Copy the entries from the start through the line containing "wire fuse F3 to bus xyxy=(1087,242,1145,244)", changing "battery feed" to "power feed" and keeping everything else the same.
********
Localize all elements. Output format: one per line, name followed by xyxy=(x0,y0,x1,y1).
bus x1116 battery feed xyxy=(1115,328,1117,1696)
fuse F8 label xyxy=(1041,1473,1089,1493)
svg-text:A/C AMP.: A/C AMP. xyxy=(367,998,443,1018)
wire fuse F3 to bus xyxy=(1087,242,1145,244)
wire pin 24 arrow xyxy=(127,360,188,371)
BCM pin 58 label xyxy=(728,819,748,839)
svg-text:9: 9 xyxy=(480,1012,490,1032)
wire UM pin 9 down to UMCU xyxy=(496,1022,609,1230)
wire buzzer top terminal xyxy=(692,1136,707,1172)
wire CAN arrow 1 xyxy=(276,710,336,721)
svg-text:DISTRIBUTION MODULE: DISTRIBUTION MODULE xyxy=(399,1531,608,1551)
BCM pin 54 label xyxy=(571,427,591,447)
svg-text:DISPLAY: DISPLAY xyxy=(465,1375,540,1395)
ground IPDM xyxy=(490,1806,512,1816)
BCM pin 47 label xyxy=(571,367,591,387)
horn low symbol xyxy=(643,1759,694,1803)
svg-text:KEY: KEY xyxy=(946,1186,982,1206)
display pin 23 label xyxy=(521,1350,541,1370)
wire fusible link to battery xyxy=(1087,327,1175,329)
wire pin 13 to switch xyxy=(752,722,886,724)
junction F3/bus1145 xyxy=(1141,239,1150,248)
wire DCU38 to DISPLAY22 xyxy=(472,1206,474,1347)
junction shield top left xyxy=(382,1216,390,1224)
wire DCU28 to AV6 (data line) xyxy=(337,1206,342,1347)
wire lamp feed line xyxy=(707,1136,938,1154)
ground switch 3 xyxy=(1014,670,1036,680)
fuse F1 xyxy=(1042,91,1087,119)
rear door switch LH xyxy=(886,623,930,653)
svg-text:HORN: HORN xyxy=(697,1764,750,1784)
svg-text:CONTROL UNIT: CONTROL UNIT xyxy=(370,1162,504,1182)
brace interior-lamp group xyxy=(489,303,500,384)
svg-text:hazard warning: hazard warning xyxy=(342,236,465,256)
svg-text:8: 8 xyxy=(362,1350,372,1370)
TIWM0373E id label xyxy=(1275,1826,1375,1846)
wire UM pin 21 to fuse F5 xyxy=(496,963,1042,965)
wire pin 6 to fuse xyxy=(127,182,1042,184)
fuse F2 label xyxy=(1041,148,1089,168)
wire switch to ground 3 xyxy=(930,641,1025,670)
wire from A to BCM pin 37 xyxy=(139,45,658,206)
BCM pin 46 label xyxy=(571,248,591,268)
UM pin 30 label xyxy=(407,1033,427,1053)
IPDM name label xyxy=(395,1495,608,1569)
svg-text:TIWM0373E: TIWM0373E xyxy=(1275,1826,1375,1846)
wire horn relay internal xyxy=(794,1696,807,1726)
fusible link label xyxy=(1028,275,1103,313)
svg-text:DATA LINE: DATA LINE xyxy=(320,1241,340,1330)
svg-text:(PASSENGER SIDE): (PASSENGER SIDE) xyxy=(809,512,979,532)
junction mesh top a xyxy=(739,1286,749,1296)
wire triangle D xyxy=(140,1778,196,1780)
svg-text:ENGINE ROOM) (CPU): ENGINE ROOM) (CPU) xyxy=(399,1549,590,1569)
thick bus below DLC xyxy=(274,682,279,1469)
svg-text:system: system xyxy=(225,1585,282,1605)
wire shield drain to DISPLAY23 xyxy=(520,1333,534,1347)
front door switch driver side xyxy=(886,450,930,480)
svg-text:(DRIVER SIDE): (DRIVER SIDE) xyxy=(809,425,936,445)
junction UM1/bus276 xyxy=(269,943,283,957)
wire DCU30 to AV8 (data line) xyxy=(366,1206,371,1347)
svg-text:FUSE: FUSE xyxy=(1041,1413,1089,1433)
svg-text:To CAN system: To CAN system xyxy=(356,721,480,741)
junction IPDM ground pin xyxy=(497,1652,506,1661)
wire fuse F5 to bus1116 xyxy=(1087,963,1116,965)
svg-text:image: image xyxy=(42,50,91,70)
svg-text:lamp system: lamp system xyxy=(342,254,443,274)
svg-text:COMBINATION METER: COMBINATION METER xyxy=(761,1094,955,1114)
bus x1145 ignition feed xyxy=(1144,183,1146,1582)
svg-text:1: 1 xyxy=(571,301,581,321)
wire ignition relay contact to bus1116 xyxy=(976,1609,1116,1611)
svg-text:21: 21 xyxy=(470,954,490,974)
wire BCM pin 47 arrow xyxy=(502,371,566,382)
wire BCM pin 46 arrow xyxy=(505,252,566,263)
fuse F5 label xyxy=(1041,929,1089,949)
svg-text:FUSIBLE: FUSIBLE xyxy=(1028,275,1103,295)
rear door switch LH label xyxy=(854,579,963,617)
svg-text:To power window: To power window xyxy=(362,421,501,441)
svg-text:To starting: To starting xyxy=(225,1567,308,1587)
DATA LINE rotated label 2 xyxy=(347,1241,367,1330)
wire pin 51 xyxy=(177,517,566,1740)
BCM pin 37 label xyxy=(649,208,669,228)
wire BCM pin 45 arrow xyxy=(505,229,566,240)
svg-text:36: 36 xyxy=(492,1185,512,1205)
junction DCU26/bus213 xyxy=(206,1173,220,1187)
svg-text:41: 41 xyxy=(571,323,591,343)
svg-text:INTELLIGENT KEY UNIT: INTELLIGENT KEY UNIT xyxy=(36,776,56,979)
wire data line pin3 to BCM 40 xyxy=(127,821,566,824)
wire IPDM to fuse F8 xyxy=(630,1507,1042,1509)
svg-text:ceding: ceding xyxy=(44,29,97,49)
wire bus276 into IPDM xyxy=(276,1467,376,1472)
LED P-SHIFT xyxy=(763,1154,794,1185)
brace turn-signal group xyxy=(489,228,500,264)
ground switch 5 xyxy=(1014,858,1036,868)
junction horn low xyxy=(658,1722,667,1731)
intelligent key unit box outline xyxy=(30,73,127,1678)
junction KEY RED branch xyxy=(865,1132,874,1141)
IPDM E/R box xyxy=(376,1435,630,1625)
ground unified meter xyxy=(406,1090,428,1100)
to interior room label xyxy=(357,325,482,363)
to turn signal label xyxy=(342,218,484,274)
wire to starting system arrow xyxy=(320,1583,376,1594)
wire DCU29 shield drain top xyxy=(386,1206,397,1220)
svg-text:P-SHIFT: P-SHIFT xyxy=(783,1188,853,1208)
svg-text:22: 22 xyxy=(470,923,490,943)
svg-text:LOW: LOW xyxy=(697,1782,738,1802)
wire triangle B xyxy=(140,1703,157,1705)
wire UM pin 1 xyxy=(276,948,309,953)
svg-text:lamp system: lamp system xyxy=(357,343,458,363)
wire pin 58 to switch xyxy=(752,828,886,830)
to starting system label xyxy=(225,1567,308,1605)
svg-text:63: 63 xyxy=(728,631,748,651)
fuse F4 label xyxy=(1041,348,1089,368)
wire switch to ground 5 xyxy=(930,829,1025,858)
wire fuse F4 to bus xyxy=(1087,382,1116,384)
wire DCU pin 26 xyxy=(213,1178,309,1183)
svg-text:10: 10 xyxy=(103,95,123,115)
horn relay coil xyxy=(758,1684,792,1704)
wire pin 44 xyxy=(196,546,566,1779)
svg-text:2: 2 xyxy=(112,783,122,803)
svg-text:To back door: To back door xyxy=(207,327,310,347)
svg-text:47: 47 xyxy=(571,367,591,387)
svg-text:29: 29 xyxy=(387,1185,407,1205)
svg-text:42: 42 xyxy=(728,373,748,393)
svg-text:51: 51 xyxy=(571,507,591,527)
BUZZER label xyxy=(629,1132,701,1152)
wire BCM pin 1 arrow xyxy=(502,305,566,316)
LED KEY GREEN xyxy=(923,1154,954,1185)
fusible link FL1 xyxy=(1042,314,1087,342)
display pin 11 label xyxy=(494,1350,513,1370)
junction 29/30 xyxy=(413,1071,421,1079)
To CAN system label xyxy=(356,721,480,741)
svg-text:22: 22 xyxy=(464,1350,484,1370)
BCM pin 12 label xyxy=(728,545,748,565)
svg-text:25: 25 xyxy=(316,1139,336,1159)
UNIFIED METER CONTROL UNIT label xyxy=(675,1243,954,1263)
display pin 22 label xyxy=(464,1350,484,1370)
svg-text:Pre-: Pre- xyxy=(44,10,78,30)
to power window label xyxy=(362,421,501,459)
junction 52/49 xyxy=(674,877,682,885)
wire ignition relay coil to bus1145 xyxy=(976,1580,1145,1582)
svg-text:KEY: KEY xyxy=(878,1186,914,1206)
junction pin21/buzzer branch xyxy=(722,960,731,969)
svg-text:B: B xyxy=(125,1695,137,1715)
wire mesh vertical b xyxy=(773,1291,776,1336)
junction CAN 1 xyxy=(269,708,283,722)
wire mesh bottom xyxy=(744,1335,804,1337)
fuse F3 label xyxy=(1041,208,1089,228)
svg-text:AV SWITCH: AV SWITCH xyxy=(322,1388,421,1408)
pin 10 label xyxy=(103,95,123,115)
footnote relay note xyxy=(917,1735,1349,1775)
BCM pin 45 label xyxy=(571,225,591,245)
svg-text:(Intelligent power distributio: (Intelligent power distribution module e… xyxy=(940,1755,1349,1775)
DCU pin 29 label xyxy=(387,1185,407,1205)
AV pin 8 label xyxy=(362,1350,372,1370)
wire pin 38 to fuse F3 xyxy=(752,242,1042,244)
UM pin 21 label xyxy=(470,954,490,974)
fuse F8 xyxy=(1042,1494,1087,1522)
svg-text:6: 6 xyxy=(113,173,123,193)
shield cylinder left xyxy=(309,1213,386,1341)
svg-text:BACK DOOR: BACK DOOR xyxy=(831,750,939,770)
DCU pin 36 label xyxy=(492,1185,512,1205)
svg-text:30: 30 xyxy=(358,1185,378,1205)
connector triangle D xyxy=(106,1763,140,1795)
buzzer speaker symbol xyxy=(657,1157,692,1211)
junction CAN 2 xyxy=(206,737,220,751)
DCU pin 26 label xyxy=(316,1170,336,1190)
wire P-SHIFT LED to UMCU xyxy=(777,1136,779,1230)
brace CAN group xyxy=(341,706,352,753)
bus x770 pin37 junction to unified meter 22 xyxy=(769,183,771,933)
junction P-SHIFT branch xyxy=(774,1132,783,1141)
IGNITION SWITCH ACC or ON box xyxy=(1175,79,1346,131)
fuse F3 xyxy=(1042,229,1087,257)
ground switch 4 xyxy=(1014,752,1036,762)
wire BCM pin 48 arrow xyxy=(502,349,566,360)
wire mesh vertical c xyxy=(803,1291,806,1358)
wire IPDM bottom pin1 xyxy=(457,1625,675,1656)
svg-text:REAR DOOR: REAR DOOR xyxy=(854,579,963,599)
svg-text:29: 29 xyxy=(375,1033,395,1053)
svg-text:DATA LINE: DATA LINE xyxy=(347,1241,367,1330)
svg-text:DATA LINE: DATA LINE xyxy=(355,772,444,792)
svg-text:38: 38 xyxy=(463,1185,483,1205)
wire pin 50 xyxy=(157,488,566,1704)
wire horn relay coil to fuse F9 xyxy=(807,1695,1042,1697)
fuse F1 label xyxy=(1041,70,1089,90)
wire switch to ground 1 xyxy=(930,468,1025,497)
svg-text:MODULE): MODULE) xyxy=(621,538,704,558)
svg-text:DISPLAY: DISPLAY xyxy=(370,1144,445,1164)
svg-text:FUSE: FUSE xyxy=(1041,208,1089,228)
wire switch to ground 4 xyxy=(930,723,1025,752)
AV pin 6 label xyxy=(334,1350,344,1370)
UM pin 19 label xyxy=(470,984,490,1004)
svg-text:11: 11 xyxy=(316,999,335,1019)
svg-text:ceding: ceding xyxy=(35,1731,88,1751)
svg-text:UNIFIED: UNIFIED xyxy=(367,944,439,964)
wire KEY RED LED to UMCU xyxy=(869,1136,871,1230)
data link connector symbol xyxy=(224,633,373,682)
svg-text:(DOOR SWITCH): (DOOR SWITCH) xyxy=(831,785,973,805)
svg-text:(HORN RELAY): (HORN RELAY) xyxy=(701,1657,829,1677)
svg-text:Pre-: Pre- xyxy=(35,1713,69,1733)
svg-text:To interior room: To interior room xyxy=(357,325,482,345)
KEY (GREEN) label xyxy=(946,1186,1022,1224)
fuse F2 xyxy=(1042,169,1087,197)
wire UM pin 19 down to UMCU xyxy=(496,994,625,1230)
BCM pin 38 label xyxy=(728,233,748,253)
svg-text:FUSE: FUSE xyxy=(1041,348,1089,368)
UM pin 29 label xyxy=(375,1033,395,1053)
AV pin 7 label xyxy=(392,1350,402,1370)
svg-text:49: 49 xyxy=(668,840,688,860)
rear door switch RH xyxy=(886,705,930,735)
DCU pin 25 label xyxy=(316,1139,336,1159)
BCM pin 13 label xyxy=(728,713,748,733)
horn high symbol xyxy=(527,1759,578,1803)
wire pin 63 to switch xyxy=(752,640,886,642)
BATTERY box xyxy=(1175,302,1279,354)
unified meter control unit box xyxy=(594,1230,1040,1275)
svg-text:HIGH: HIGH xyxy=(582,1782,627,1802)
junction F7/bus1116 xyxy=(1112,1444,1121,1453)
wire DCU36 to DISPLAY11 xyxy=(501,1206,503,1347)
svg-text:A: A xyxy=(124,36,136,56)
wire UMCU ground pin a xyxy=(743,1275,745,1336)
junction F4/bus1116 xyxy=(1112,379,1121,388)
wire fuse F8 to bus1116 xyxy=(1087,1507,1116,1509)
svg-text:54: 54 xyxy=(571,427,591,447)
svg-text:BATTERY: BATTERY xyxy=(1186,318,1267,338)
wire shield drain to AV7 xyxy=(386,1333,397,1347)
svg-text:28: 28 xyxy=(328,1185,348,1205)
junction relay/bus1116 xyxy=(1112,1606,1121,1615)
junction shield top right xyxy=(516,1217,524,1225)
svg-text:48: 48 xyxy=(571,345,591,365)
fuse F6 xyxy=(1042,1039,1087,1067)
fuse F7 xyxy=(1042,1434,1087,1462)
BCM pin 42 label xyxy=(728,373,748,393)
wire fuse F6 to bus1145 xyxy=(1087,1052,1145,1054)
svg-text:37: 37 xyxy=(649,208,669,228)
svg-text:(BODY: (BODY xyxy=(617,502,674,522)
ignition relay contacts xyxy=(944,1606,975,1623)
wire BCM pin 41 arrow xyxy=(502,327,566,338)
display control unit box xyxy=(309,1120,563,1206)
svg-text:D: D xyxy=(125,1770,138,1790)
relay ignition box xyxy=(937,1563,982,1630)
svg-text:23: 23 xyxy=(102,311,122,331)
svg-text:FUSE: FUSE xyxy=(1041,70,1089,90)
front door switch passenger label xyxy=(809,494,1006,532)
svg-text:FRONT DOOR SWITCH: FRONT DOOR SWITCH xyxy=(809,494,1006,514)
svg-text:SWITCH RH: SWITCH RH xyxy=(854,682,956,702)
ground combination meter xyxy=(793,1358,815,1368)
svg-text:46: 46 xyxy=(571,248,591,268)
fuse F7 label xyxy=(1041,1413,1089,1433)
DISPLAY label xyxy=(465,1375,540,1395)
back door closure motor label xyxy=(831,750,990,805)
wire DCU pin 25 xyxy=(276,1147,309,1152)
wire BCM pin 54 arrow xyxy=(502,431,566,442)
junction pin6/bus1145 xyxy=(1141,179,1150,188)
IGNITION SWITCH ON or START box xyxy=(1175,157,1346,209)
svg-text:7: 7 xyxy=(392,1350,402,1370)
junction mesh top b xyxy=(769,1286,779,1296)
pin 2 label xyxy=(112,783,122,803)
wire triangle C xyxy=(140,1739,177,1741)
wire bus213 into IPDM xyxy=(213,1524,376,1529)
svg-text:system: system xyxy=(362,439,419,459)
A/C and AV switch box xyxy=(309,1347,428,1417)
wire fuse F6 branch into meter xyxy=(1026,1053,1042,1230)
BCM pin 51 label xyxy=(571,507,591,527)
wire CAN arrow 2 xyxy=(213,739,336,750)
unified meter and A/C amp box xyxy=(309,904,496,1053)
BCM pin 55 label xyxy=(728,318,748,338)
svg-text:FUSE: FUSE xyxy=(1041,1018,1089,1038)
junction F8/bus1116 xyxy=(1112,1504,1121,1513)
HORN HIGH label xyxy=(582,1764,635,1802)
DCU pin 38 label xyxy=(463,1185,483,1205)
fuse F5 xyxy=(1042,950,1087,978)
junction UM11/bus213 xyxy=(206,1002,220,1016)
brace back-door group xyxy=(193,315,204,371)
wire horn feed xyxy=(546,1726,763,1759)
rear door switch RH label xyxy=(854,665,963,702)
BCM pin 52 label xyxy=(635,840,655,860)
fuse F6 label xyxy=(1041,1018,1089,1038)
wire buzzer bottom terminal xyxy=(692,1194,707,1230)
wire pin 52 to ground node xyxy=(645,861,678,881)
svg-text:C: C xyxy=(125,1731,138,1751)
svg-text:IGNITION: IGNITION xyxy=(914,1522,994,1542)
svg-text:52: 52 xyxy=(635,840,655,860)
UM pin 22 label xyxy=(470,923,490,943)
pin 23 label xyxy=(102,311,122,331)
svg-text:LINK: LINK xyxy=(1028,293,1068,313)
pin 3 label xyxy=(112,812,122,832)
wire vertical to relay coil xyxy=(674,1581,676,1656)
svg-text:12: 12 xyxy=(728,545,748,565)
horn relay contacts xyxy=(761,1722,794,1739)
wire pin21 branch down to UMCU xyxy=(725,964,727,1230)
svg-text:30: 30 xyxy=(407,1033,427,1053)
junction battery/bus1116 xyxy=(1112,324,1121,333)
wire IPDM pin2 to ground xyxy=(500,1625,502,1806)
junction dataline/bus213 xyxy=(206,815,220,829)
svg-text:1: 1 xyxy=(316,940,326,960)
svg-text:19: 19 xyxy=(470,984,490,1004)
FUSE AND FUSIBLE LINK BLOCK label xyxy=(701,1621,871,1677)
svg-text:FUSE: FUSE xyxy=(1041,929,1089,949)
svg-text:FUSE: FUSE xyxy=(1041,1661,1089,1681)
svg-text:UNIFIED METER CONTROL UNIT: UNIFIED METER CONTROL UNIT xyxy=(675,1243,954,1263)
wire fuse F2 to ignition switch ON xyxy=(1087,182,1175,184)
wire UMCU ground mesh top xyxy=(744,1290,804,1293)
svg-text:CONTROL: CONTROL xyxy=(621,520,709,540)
********
Worked solution:
Localize all elements. Output format: one per line, name followed by xyxy=(x0,y0,x1,y1).
bus x1116 power feed xyxy=(1115,328,1117,1696)
fuse F8 label xyxy=(1041,1473,1089,1493)
svg-text:A/C AMP.: A/C AMP. xyxy=(367,998,443,1018)
wire fuse F3 to bus xyxy=(1087,242,1145,244)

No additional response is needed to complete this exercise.